:: Materials provided ::
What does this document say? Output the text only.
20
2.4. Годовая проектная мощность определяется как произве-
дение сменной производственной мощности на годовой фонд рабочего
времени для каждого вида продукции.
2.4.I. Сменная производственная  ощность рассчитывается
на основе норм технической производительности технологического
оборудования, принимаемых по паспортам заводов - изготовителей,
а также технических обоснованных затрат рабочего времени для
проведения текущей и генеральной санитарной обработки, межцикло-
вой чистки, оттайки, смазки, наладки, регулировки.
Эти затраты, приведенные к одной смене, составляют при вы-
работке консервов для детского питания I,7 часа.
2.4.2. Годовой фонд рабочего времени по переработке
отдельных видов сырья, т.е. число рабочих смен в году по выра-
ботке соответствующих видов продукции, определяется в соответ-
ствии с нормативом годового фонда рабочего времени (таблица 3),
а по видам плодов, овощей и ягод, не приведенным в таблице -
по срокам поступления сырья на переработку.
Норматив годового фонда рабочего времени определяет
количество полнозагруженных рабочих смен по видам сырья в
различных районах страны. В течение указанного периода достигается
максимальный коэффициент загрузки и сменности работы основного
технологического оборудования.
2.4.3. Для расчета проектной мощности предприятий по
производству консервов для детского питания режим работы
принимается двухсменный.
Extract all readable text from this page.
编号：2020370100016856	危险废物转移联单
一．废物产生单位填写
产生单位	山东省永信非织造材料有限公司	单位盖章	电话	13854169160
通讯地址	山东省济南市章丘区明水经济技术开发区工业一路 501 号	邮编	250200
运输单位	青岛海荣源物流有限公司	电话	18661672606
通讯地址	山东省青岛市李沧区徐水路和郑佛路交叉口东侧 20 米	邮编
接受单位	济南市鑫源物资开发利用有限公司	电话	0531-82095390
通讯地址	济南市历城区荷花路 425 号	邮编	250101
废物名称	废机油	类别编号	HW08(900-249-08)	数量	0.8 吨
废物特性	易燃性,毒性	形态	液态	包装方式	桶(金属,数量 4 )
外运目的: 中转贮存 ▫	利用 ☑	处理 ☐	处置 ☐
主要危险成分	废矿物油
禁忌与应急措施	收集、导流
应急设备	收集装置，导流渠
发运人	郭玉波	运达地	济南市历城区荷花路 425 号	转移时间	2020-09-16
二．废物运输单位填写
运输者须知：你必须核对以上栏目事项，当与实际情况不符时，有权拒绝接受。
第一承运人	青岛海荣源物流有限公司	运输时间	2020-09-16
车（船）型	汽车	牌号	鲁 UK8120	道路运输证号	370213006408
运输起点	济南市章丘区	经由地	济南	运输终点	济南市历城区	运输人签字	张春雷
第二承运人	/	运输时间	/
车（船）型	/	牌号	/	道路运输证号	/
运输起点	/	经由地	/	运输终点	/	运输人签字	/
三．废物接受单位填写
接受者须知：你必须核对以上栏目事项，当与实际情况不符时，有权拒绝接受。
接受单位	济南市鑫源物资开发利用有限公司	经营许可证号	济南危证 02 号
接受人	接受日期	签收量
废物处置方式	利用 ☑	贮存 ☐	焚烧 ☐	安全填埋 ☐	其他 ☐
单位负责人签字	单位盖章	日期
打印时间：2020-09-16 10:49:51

:: Task goal ::
Return the material in full, exactly as shown.

:: Problem solution ::
What does this document say? Output the text only.
20
2.4. Годовая проектная мощность определяется как произве-
дение сменной производственной мощности на годовой фонд рабочего
времени для каждого вида продукции.
2.4.I. Сменная производственная  ощность рассчитывается
на основе норм технической производительности технологического
оборудования, принимаемых по паспортам заводов - изготовителей,
а также технических обоснованных затрат рабочего времени для
проведения текущей и генеральной санитарной обработки, межцикло-
вой чистки, оттайки, смазки, наладки, регулировки.
Эти затраты, приведенные к одной смене, составляют при вы-
работке консервов для детского питания I,7 часа.
2.4.2. Годовой фонд рабочего времени по переработке
отдельных видов сырья, т.е. число рабочих смен в году по выра-
ботке соответствующих видов продукции, определяется в соответ-
ствии с нормативом годового фонда рабочего времени (таблица 3),
а по видам плодов, овощей и ягод, не приведенным в таблице -
по срокам поступления сырья на переработку.
Норматив годового фонда рабочего времени определяет
количество полнозагруженных рабочих смен по видам сырья в
различных районах страны. В течение указанного периода достигается
максимальный коэффициент загрузки и сменности работы основного
технологического оборудования.
2.4.3. Для расчета проектной мощности предприятий по
производству консервов для детского питания режим работы
принимается двухсменный.
Extract all readable text from this page.
编号：2020370100016856	危险废物转移联单
一．废物产生单位填写
产生单位	山东省永信非织造材料有限公司	单位盖章	电话	13854169160
通讯地址	山东省济南市章丘区明水经济技术开发区工业一路 501 号	邮编	250200
运输单位	青岛海荣源物流有限公司	电话	18661672606
通讯地址	山东省青岛市李沧区徐水路和郑佛路交叉口东侧 20 米	邮编
接受单位	济南市鑫源物资开发利用有限公司	电话	0531-82095390
通讯地址	济南市历城区荷花路 425 号	邮编	250101
废物名称	废机油	类别编号	HW08(900-249-08)	数量	0.8 吨
废物特性	易燃性,毒性	形态	液态	包装方式	桶(金属,数量 4 )
外运目的: 中转贮存 ▫	利用 ☑	处理 ☐	处置 ☐
主要危险成分	废矿物油
禁忌与应急措施	收集、导流
应急设备	收集装置，导流渠
发运人	郭玉波	运达地	济南市历城区荷花路 425 号	转移时间	2020-09-16
二．废物运输单位填写
运输者须知：你必须核对以上栏目事项，当与实际情况不符时，有权拒绝接受。
第一承运人	青岛海荣源物流有限公司	运输时间	2020-09-16
车（船）型	汽车	牌号	鲁 UK8120	道路运输证号	370213006408
运输起点	济南市章丘区	经由地	济南	运输终点	济南市历城区	运输人签字	张春雷
第二承运人	/	运输时间	/
车（船）型	/	牌号	/	道路运输证号	/
运输起点	/	经由地	/	运输终点	/	运输人签字	/
三．废物接受单位填写
接受者须知：你必须核对以上栏目事项，当与实际情况不符时，有权拒绝接受。
接受单位	济南市鑫源物资开发利用有限公司	经营许可证号	济南危证 02 号
接受人	接受日期	签收量
废物处置方式	利用 ☑	贮存 ☐	焚烧 ☐	安全填埋 ☐	其他 ☐
单位负责人签字	单位盖章	日期
打印时间：2020-09-16 10:49:51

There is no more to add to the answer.